_Exercise materials_
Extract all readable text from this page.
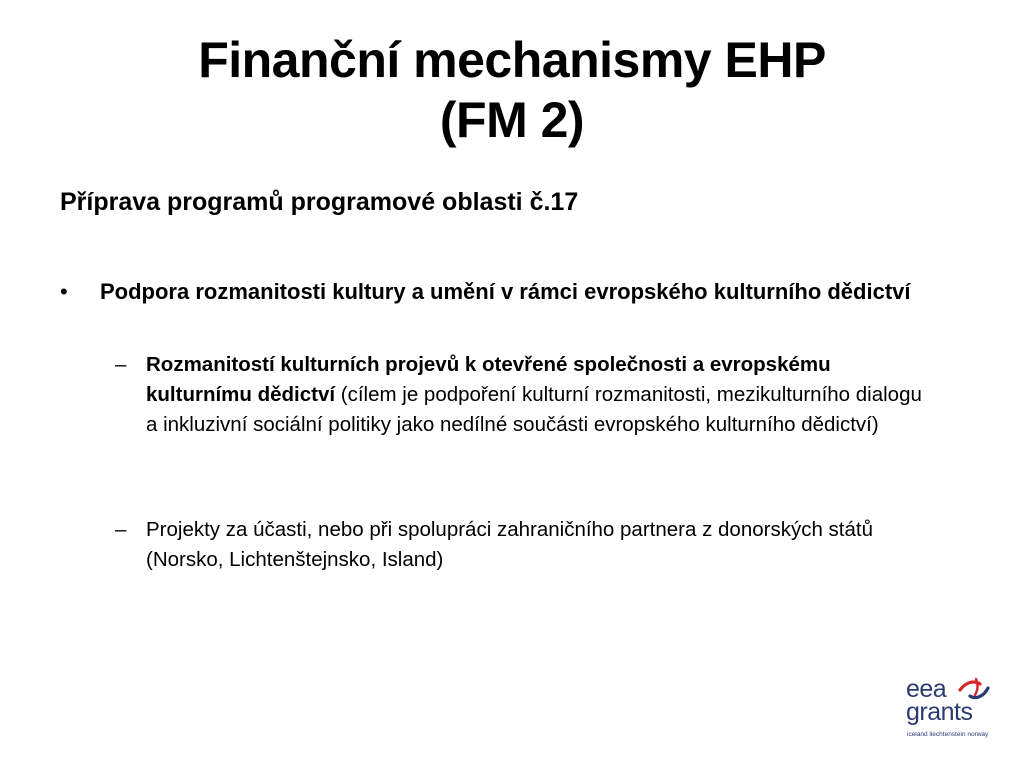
Finanční mechanismy EHP
(FM 2)
Příprava programů programové oblasti č.17
•	Podpora rozmanitosti kultury a umění v rámci evropského kulturního dědictví
– Rozmanitostí kulturních projevů k otevřené společnosti a evropskému kulturnímu dědictví (cílem je podpoření kulturní rozmanitosti, mezikulturního dialogu a inkluzivní sociální politiky jako nedílné součásti evropského kulturního dědictví)
– Projekty za účasti, nebo při spolupráci zahraničního partnera z donorských států (Norsko, Lichtenštejnsko, Island)
eea
grants
iceland liechtenstein norway
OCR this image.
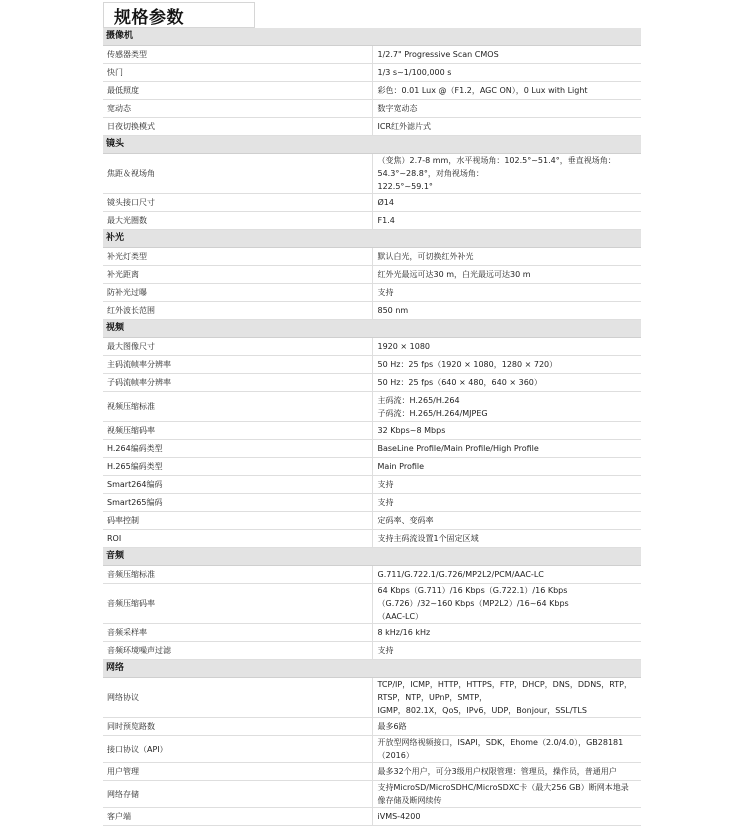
规格参数
摄像机	
传感器类型	1/2.7" Progressive Scan CMOS

快门	1/3 s~1/100,000 s

最低照度	彩色：0.01 Lux @（F1.2，AGC ON），0 Lux with Light

宽动态	数字宽动态

日夜切换模式	ICR红外滤片式

镜头	
焦距＆视场角	（变焦）2.7-8 mm，水平视场角：102.5°~51.4°，垂直视场角：54.3°~28.8°，对角视场角：
122.5°~59.1°

镜头接口尺寸	Ø14

最大光圈数	F1.4

补光	
补光灯类型	默认白光，可切换红外补光

补光距离	红外光最远可达30 m，白光最远可达30 m

防补光过曝	支持

红外波长范围	850 nm

视频	
最大图像尺寸	1920 × 1080

主码流帧率分辨率	50 Hz：25 fps（1920 × 1080，1280 × 720）

子码流帧率分辨率	50 Hz：25 fps（640 × 480，640 × 360）

视频压缩标准	主码流：H.265/H.264
子码流：H.265/H.264/MJPEG

视频压缩码率	32 Kbps~8 Mbps

H.264编码类型	BaseLine Profile/Main Profile/High Profile

H.265编码类型	Main Profile

Smart264编码	支持

Smart265编码	支持

码率控制	定码率、变码率

ROI	支持主码流设置1个固定区域

音频	
音频压缩标准	G.711/G.722.1/G.726/MP2L2/PCM/AAC-LC

音频压缩码率	64 Kbps（G.711）/16 Kbps（G.722.1）/16 Kbps（G.726）/32~160 Kbps（MP2L2）/16~64 Kbps
（AAC-LC）

音频采样率	8 kHz/16 kHz

音频环境噪声过滤	支持

网络	
网络协议	TCP/IP，ICMP，HTTP，HTTPS，FTP，DHCP，DNS，DDNS，RTP，RTSP，NTP，UPnP，SMTP，
IGMP，802.1X，QoS，IPv6，UDP，Bonjour，SSL/TLS

同时预览路数	最多6路

接口协议（API）	开放型网络视频接口，ISAPI，SDK，Ehome（2.0/4.0），GB28181（2016）

用户管理	最多32个用户，可分3级用户权限管理：管理员，操作员，普通用户

网络存储	支持MicroSD/MicroSDHC/MicroSDXC卡（最大256 GB）断网本地录像存储及断网续传

客户端	iVMS-4200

_Exercise objective_
Output the records above exactly as they are, leaving out the pictures.

_Output below_
Extract all readable text from this page.
Finanční mechanismy EHP
(FM 2)
Příprava programů programové oblasti č.17
•	Podpora rozmanitosti kultury a umění v rámci evropského kulturního dědictví
– Rozmanitostí kulturních projevů k otevřené společnosti a evropskému kulturnímu dědictví (cílem je podpoření kulturní rozmanitosti, mezikulturního dialogu a inkluzivní sociální politiky jako nedílné součásti evropského kulturního dědictví)
– Projekty za účasti, nebo při spolupráci zahraničního partnera z donorských států (Norsko, Lichtenštejnsko, Island)
eea
grants
iceland liechtenstein norway
OCR this image.
规格参数
摄像机	
传感器类型	1/2.7" Progressive Scan CMOS

快门	1/3 s~1/100,000 s

最低照度	彩色：0.01 Lux @（F1.2，AGC ON），0 Lux with Light

宽动态	数字宽动态

日夜切换模式	ICR红外滤片式

镜头	
焦距＆视场角	（变焦）2.7-8 mm，水平视场角：102.5°~51.4°，垂直视场角：54.3°~28.8°，对角视场角：
122.5°~59.1°

镜头接口尺寸	Ø14

最大光圈数	F1.4

补光	
补光灯类型	默认白光，可切换红外补光

补光距离	红外光最远可达30 m，白光最远可达30 m

防补光过曝	支持

红外波长范围	850 nm

视频	
最大图像尺寸	1920 × 1080

主码流帧率分辨率	50 Hz：25 fps（1920 × 1080，1280 × 720）

子码流帧率分辨率	50 Hz：25 fps（640 × 480，640 × 360）

视频压缩标准	主码流：H.265/H.264
子码流：H.265/H.264/MJPEG

视频压缩码率	32 Kbps~8 Mbps

H.264编码类型	BaseLine Profile/Main Profile/High Profile

H.265编码类型	Main Profile

Smart264编码	支持

Smart265编码	支持

码率控制	定码率、变码率

ROI	支持主码流设置1个固定区域

音频	
音频压缩标准	G.711/G.722.1/G.726/MP2L2/PCM/AAC-LC

音频压缩码率	64 Kbps（G.711）/16 Kbps（G.722.1）/16 Kbps（G.726）/32~160 Kbps（MP2L2）/16~64 Kbps
（AAC-LC）

音频采样率	8 kHz/16 kHz

音频环境噪声过滤	支持

网络	
网络协议	TCP/IP，ICMP，HTTP，HTTPS，FTP，DHCP，DNS，DDNS，RTP，RTSP，NTP，UPnP，SMTP，
IGMP，802.1X，QoS，IPv6，UDP，Bonjour，SSL/TLS

同时预览路数	最多6路

接口协议（API）	开放型网络视频接口，ISAPI，SDK，Ehome（2.0/4.0），GB28181（2016）

用户管理	最多32个用户，可分3级用户权限管理：管理员，操作员，普通用户

网络存储	支持MicroSD/MicroSDHC/MicroSDXC卡（最大256 GB）断网本地录像存储及断网续传

客户端	iVMS-4200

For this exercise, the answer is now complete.